What is being asked —
Return all the entries exactly, keeping pictures out.

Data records

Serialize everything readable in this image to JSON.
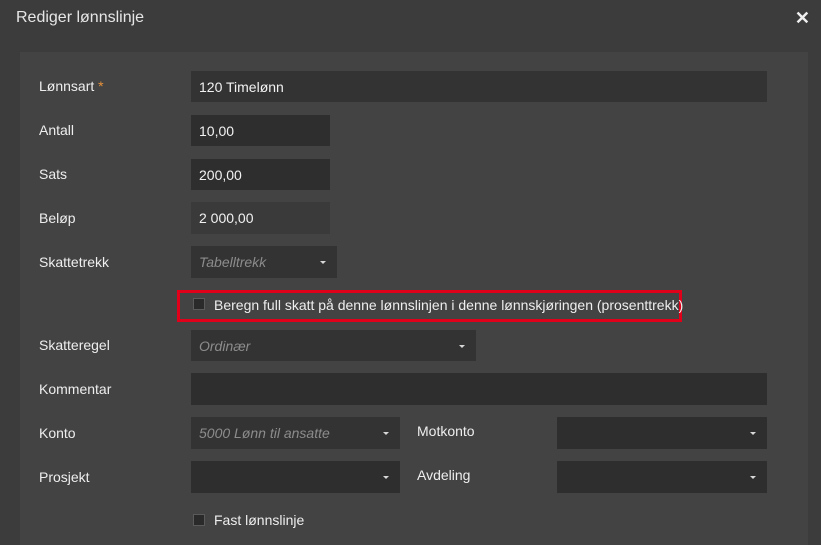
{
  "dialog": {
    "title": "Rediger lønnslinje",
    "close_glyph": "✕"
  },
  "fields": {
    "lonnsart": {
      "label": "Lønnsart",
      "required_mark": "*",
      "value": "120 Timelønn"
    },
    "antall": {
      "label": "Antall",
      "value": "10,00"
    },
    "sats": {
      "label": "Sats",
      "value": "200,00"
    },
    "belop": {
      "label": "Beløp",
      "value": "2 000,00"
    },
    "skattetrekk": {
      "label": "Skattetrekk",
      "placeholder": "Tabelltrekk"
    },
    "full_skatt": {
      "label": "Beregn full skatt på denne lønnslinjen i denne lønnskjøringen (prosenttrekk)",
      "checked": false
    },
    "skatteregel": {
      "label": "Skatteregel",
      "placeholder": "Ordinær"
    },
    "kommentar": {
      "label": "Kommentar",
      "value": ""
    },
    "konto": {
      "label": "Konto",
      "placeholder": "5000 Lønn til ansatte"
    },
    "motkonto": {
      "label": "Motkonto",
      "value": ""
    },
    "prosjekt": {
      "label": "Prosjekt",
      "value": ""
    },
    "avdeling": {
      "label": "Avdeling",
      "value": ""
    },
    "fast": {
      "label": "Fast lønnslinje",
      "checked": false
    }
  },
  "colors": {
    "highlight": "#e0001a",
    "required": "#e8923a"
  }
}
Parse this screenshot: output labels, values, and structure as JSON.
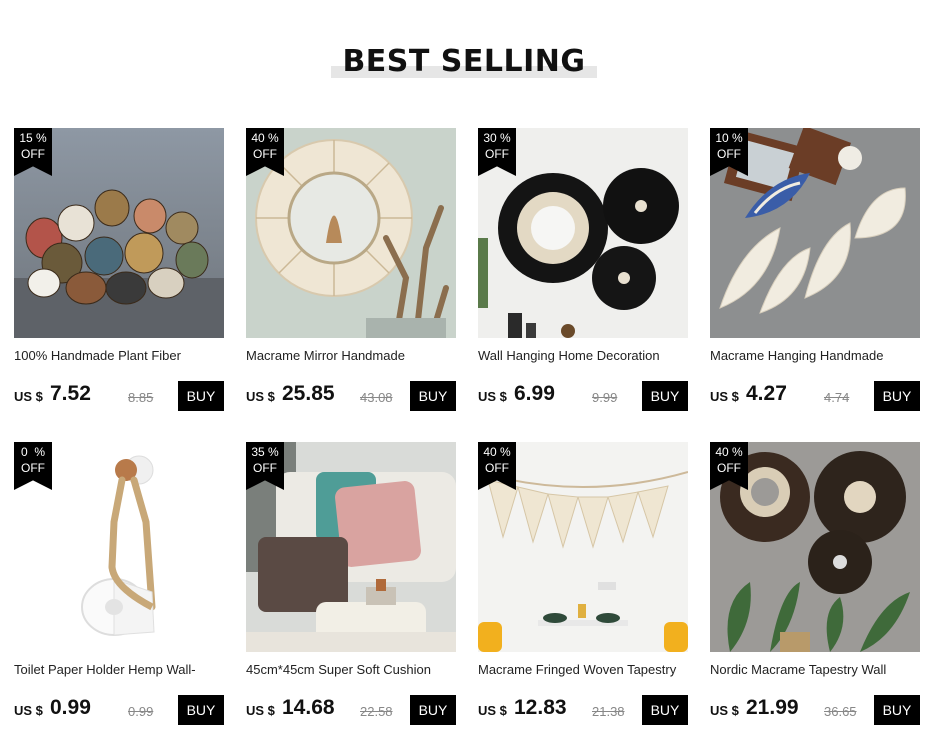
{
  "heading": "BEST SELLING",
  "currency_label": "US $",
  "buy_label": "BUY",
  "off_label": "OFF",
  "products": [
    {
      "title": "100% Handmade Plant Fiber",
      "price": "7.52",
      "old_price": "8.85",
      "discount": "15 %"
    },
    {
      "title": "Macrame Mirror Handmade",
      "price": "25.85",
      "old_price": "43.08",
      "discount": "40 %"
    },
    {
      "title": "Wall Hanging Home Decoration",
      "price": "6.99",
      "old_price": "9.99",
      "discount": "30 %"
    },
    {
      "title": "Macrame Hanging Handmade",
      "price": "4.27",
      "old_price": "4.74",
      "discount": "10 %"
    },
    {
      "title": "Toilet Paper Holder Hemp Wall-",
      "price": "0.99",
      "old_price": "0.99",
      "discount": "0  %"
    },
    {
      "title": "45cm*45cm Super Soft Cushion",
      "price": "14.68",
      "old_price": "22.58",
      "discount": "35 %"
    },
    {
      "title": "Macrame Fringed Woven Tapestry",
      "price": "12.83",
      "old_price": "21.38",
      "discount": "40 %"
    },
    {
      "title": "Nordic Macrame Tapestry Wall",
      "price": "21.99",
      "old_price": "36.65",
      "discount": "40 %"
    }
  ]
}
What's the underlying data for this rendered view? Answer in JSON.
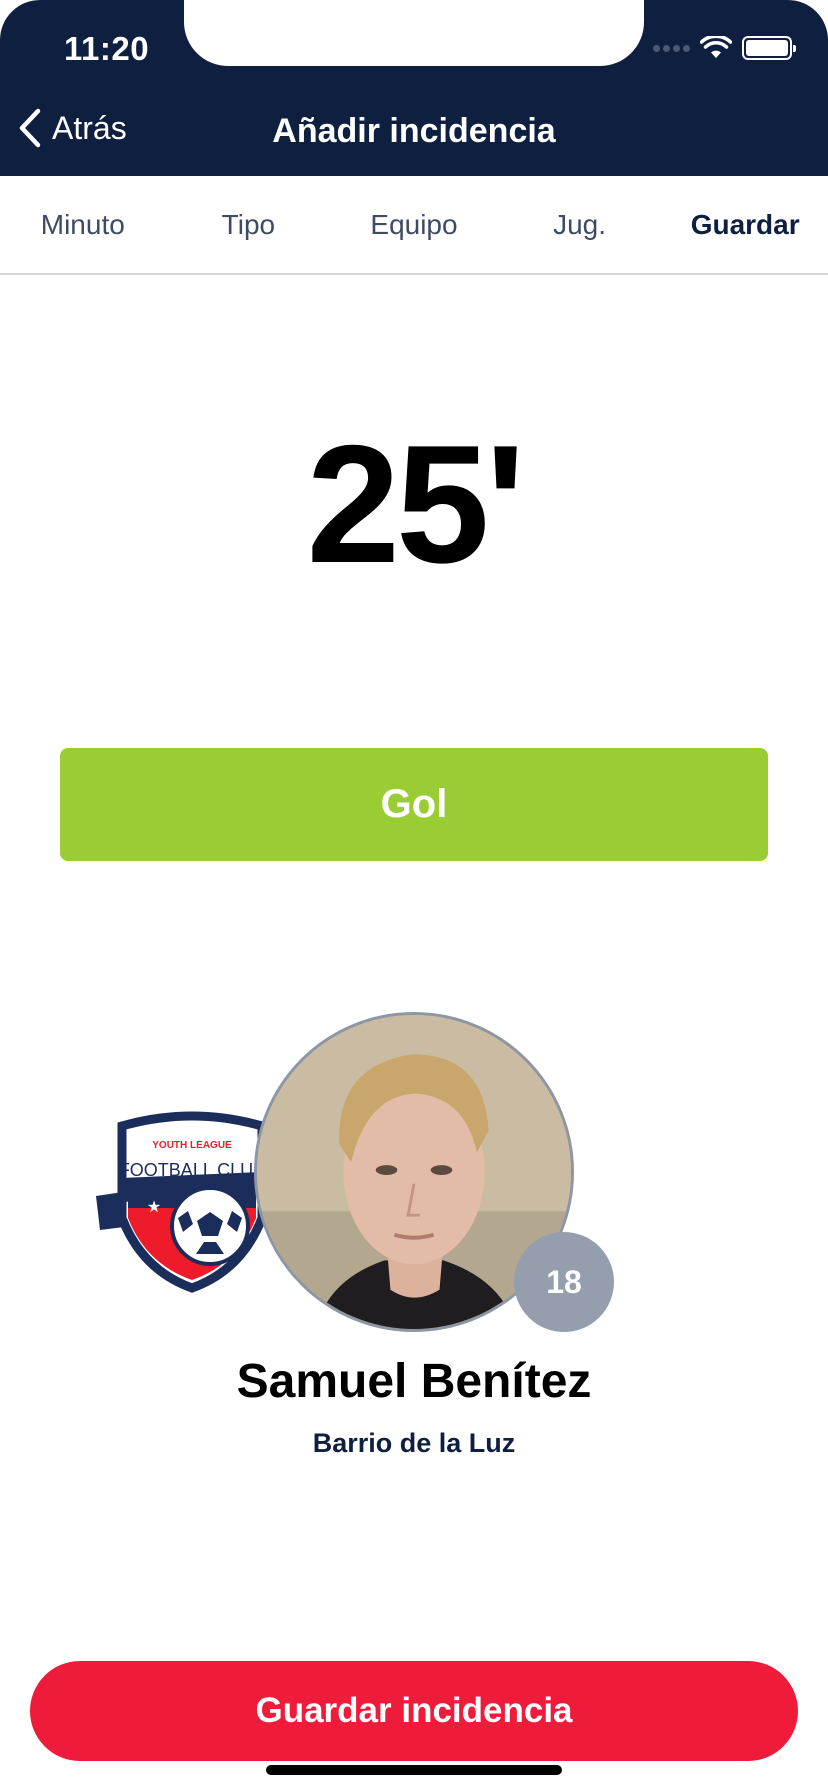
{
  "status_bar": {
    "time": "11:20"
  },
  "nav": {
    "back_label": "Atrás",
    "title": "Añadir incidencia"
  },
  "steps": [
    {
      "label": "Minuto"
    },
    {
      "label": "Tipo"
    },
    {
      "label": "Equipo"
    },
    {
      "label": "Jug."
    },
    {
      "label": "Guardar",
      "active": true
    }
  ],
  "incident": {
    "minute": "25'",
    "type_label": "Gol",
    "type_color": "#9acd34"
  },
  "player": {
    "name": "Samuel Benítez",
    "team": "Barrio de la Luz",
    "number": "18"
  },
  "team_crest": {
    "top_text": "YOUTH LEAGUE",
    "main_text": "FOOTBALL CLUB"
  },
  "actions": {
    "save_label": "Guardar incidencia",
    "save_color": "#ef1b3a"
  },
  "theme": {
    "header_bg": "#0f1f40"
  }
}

Completed exercise —
Serialize everything readable in this image to JSON.
{
  "dialog": {
    "title": "Rediger lønnslinje",
    "close_glyph": "✕"
  },
  "fields": {
    "lonnsart": {
      "label": "Lønnsart",
      "required_mark": "*",
      "value": "120 Timelønn"
    },
    "antall": {
      "label": "Antall",
      "value": "10,00"
    },
    "sats": {
      "label": "Sats",
      "value": "200,00"
    },
    "belop": {
      "label": "Beløp",
      "value": "2 000,00"
    },
    "skattetrekk": {
      "label": "Skattetrekk",
      "placeholder": "Tabelltrekk"
    },
    "full_skatt": {
      "label": "Beregn full skatt på denne lønnslinjen i denne lønnskjøringen (prosenttrekk)",
      "checked": false
    },
    "skatteregel": {
      "label": "Skatteregel",
      "placeholder": "Ordinær"
    },
    "kommentar": {
      "label": "Kommentar",
      "value": ""
    },
    "konto": {
      "label": "Konto",
      "placeholder": "5000 Lønn til ansatte"
    },
    "motkonto": {
      "label": "Motkonto",
      "value": ""
    },
    "prosjekt": {
      "label": "Prosjekt",
      "value": ""
    },
    "avdeling": {
      "label": "Avdeling",
      "value": ""
    },
    "fast": {
      "label": "Fast lønnslinje",
      "checked": false
    }
  },
  "colors": {
    "highlight": "#e0001a",
    "required": "#e8923a"
  }
}
Parse this screenshot: output labels, values, and structure as JSON.
{
  "heading": "BEST SELLING",
  "currency_label": "US $",
  "buy_label": "BUY",
  "off_label": "OFF",
  "products": [
    {
      "title": "100% Handmade Plant Fiber",
      "price": "7.52",
      "old_price": "8.85",
      "discount": "15 %"
    },
    {
      "title": "Macrame Mirror Handmade",
      "price": "25.85",
      "old_price": "43.08",
      "discount": "40 %"
    },
    {
      "title": "Wall Hanging Home Decoration",
      "price": "6.99",
      "old_price": "9.99",
      "discount": "30 %"
    },
    {
      "title": "Macrame Hanging Handmade",
      "price": "4.27",
      "old_price": "4.74",
      "discount": "10 %"
    },
    {
      "title": "Toilet Paper Holder Hemp Wall-",
      "price": "0.99",
      "old_price": "0.99",
      "discount": "0  %"
    },
    {
      "title": "45cm*45cm Super Soft Cushion",
      "price": "14.68",
      "old_price": "22.58",
      "discount": "35 %"
    },
    {
      "title": "Macrame Fringed Woven Tapestry",
      "price": "12.83",
      "old_price": "21.38",
      "discount": "40 %"
    },
    {
      "title": "Nordic Macrame Tapestry Wall",
      "price": "21.99",
      "old_price": "36.65",
      "discount": "40 %"
    }
  ]
}
What's the underlying data for this rendered view? Answer in JSON.
{
  "status_bar": {
    "time": "11:20"
  },
  "nav": {
    "back_label": "Atrás",
    "title": "Añadir incidencia"
  },
  "steps": [
    {
      "label": "Minuto"
    },
    {
      "label": "Tipo"
    },
    {
      "label": "Equipo"
    },
    {
      "label": "Jug."
    },
    {
      "label": "Guardar",
      "active": true
    }
  ],
  "incident": {
    "minute": "25'",
    "type_label": "Gol",
    "type_color": "#9acd34"
  },
  "player": {
    "name": "Samuel Benítez",
    "team": "Barrio de la Luz",
    "number": "18"
  },
  "team_crest": {
    "top_text": "YOUTH LEAGUE",
    "main_text": "FOOTBALL CLUB"
  },
  "actions": {
    "save_label": "Guardar incidencia",
    "save_color": "#ef1b3a"
  },
  "theme": {
    "header_bg": "#0f1f40"
  }
}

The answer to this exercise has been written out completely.